* **Excerpt provided**:
--*--
[Issue]: rocprofiler::agent::(anonymous namespace)::read_topology() causes segfault in PyTorch #59

sraikund16 · 2025-05-01T20:37:44Z

Problem Description

The PyTorch team is trying to migrate from Roctracer to Rocprofiler-sdk but we are running into an issue where internal tests fail because of a segfault during initialization. Link to PR

During init, rocprofiler_configure correctly gets called which begins the toolInit. During this init, a call to rocprofiler_query_available_agents is made here which causes a segfault.

To isolate this issue, we copied the get_gpu_device_agents routine into a standalone script and ran it, which still produces the same segfault. The backtrace of the crash is posted below:

1 (lldb) bt
2  * thread #1, name = 'hip_example', stop reason = signal SIGSEGV: address not mapped to object (fault address=0x0)
3  * frame #0: 0x00007ffede7b6698 libc.so.6`__strlen_evex at strlen-evex.S:77
4    frame #1: 0x00007ffedea3be3b librocprofiler-sdk.so.0`rocprofiler::agent::(anonymous namespace)::read_topology() + 9483
5    frame #2: 0x00007ffedea3d58d librocprofiler-sdk.so.0`rocprofiler::agent::get_agents() + 365
6    frame #3: 0x00007ffedea3ec4f librocprofiler-sdk.so.0`rocprofiler_query_available_agents + 79
7    frame #4: 0x000000000021ffd1 hip_example`main at simple_hip.cpp:48
8    frame #5: 0x00007ffede62c657 libc.so.6`__libc_start_call_main(main=(hip_example`main at simple_hip.cpp:19), argc=1, argv=0x00007fffffffd3b8) at libc_start_call_main.h:58:16
9    frame #6: 0x00007ffede62c718 libc.so.6`__libc_start_main_impl(main=(hip_example`main at simple_hip.cpp:19), argc=1, argv=0x00007fffffffd3b8, init=<unavailable>, fini=<unavailable>, rtld_fini=<unavailable>, stack_end=0x00007fffffffd3a8) at libc-start.c:409:3
10    frame #7: 0x000000000021fe71 hip_example`_start at start.S:116

Based on this, it looks like the issue is occurring in the read_topology() function defined here. Based on talks with the Rocprofiler team, it seems like this routine works internally at AMD. My suspicion is that the read_topology() makes some assumption that is true in the AMD environment but not in the one we are running in. This is preventing us from migrating to Rocprofiler-sdk so if there is any additional information needed, please let us know!
--*--
In the segfault issue, what routine was copied into a standalone script to isolate the crash?

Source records
--*--
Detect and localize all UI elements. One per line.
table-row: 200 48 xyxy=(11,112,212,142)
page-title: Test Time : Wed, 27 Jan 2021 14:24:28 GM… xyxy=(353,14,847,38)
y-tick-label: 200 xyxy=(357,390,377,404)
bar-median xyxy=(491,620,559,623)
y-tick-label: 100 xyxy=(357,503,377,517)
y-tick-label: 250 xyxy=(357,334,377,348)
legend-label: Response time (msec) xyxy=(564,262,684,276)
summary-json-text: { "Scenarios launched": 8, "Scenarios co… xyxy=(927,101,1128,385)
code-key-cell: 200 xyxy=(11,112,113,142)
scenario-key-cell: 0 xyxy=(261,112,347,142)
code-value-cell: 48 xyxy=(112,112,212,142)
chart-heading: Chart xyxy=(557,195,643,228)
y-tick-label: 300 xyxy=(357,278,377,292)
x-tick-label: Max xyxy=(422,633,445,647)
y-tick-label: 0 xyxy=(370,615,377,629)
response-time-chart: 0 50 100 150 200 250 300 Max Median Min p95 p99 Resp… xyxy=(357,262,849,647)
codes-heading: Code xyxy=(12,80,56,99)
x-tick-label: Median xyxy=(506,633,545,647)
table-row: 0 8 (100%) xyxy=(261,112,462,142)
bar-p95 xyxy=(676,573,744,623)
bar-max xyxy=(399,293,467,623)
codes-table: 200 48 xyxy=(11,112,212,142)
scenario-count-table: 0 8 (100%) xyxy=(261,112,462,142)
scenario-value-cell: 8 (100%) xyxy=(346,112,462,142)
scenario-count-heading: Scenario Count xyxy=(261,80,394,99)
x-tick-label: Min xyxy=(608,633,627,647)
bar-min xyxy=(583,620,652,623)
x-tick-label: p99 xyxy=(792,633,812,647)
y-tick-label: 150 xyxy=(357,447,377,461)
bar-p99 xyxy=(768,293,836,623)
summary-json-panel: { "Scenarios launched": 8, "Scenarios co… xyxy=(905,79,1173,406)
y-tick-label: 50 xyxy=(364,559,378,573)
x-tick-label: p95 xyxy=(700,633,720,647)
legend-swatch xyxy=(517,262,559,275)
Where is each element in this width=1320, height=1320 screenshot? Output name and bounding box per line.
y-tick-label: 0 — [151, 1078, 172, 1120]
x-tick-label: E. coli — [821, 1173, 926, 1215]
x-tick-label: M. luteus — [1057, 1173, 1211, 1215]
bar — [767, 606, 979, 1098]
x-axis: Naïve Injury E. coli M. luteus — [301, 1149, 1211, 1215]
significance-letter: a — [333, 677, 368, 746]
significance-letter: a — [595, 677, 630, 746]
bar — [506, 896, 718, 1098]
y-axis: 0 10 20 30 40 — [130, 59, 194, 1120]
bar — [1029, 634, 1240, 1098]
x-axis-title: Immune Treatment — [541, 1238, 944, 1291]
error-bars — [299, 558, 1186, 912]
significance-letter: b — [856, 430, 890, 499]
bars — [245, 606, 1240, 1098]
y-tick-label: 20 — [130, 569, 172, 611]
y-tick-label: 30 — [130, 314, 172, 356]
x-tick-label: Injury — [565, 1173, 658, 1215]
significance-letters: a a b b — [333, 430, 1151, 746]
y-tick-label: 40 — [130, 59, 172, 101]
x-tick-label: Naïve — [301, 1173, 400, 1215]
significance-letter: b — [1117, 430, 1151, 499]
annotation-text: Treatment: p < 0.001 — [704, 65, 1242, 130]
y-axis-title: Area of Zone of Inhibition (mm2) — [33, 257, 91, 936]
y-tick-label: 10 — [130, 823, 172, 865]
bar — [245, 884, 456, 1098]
--*--
* **Exercise result**:
The get_gpu_device_agents routine.